§ WHAT TO WORK ON: Scan the material that follows. Copy every line containing the word "QFlow".

Extracted data entries
>> Start

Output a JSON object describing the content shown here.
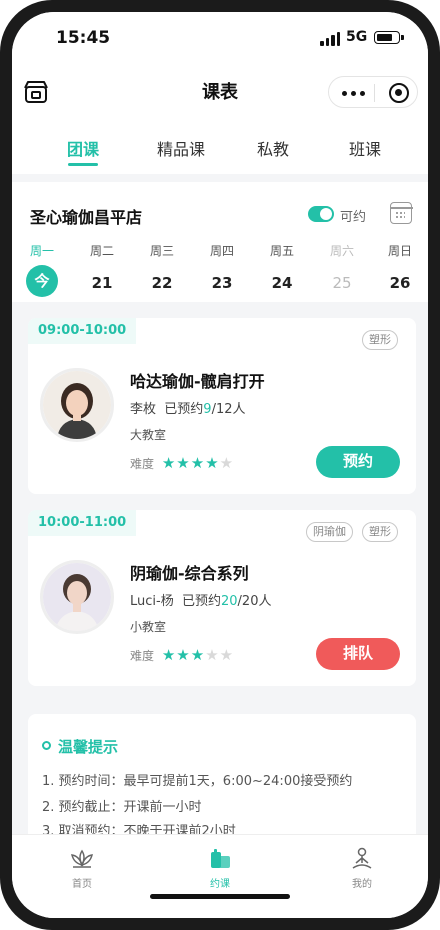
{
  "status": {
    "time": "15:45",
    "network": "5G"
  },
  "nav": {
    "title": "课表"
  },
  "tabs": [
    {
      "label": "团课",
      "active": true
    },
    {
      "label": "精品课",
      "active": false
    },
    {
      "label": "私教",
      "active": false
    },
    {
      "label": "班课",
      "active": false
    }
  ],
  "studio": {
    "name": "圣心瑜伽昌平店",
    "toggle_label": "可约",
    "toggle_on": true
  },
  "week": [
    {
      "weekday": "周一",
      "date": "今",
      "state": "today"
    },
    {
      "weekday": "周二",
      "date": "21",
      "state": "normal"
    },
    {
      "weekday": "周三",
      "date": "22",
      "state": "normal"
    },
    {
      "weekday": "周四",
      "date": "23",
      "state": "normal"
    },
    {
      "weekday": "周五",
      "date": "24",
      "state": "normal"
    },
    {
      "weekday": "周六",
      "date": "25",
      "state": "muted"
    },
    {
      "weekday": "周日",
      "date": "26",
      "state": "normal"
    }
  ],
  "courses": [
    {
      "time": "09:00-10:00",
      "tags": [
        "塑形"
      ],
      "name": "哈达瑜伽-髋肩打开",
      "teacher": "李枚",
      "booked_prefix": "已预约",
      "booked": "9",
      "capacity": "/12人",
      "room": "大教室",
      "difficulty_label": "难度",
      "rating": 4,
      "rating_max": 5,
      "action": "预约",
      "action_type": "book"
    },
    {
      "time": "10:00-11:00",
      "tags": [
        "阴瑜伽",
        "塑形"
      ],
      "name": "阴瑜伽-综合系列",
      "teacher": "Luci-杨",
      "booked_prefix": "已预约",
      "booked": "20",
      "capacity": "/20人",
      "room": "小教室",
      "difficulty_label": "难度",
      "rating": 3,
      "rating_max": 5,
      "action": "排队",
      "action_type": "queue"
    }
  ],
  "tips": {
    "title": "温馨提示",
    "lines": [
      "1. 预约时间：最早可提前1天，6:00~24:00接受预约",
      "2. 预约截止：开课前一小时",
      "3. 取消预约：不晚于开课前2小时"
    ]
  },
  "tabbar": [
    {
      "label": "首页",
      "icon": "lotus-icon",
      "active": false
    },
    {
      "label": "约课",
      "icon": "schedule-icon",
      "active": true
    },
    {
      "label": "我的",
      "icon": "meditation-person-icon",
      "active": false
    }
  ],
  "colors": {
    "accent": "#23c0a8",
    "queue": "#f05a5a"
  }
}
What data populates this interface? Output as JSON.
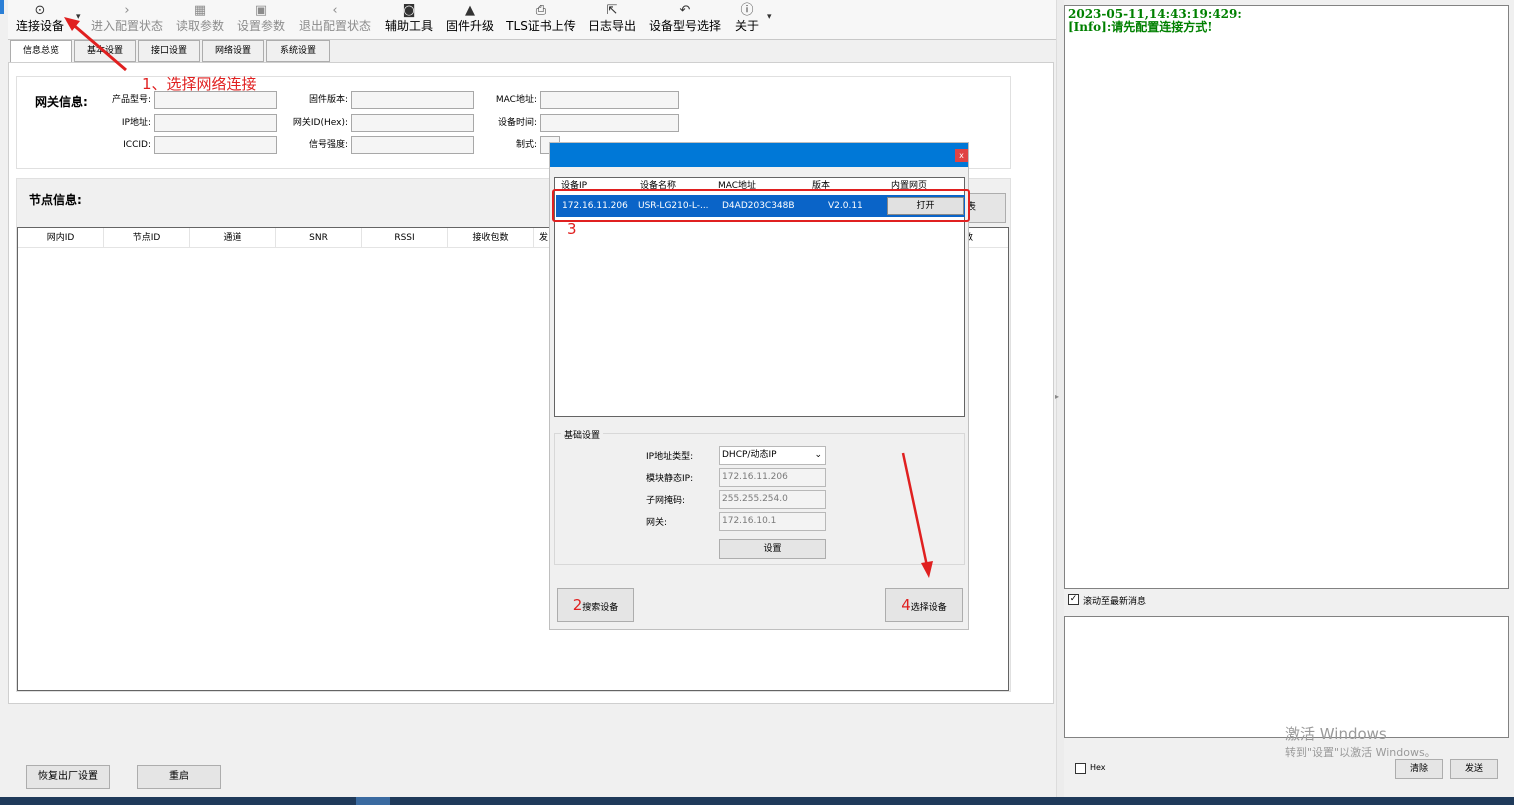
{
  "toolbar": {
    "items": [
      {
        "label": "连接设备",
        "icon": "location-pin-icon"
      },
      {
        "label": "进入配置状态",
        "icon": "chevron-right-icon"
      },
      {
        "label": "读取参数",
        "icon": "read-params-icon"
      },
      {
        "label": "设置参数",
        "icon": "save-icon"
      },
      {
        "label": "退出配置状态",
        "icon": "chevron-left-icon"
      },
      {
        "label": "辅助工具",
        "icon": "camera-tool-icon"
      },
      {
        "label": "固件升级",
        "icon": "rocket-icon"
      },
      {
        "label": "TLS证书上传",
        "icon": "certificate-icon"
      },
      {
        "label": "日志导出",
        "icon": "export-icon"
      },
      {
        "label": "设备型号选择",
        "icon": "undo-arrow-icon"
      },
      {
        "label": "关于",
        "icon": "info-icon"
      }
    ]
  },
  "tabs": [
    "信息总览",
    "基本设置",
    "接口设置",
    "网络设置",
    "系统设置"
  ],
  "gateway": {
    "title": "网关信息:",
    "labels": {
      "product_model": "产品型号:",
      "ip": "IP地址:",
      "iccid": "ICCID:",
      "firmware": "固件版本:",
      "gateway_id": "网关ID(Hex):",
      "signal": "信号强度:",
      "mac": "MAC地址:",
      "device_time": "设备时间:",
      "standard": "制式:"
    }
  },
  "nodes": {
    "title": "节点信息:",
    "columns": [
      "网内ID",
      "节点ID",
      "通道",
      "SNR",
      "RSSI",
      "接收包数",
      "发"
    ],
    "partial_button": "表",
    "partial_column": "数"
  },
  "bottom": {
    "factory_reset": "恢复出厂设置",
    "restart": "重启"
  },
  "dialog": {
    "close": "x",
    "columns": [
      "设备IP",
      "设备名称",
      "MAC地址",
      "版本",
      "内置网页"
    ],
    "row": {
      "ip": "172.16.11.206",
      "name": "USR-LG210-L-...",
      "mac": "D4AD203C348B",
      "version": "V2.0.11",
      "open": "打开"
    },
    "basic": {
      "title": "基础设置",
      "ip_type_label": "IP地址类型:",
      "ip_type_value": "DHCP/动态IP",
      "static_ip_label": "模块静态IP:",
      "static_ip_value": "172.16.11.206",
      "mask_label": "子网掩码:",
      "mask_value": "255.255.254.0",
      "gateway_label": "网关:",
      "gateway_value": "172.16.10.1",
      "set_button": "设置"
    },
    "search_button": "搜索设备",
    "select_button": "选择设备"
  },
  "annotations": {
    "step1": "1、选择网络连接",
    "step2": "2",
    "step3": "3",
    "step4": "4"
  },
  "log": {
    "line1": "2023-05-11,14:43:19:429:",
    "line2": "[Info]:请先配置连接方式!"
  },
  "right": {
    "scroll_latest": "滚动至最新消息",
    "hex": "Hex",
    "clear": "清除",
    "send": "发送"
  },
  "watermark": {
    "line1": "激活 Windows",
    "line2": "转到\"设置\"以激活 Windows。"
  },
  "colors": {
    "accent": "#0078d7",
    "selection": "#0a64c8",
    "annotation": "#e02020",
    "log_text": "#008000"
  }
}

>> End
>> Start

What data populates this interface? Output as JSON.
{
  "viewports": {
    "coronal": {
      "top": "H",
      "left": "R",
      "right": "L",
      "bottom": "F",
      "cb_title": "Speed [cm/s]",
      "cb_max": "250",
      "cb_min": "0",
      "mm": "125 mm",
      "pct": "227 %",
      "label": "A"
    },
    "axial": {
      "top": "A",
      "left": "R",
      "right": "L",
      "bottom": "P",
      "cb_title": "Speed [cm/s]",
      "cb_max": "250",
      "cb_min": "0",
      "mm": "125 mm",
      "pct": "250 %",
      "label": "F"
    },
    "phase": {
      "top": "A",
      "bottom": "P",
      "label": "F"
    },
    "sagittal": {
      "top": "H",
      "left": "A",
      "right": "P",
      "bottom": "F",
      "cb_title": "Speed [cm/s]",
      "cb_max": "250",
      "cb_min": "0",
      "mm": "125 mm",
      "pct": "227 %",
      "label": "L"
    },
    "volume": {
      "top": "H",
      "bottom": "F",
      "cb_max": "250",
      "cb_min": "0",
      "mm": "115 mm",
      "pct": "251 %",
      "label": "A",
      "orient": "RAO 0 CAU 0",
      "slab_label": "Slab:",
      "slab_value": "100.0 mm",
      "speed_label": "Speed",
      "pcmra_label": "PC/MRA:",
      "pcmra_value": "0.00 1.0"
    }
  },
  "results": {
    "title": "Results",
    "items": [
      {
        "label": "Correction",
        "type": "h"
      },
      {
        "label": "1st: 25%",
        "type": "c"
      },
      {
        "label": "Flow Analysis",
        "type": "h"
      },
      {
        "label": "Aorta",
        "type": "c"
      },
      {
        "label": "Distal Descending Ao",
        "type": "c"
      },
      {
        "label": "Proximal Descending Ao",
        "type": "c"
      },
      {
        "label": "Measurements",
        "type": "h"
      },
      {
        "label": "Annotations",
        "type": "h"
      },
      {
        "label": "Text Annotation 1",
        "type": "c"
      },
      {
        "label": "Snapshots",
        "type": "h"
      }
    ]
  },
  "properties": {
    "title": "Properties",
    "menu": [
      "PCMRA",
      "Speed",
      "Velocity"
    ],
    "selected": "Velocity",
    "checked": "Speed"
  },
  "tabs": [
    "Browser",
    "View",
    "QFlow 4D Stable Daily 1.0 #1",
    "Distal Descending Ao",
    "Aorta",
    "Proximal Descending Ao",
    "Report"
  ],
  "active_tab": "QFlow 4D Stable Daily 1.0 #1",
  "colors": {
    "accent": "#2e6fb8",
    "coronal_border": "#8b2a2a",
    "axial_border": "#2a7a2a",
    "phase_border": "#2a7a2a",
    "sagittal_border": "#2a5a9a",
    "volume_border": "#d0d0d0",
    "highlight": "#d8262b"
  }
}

>> End

§ RESPONSE:
    "QFlow 4D Stable Daily 1.0 #1",
  "active_tab": "QFlow 4D Stable Daily 1.0 #1",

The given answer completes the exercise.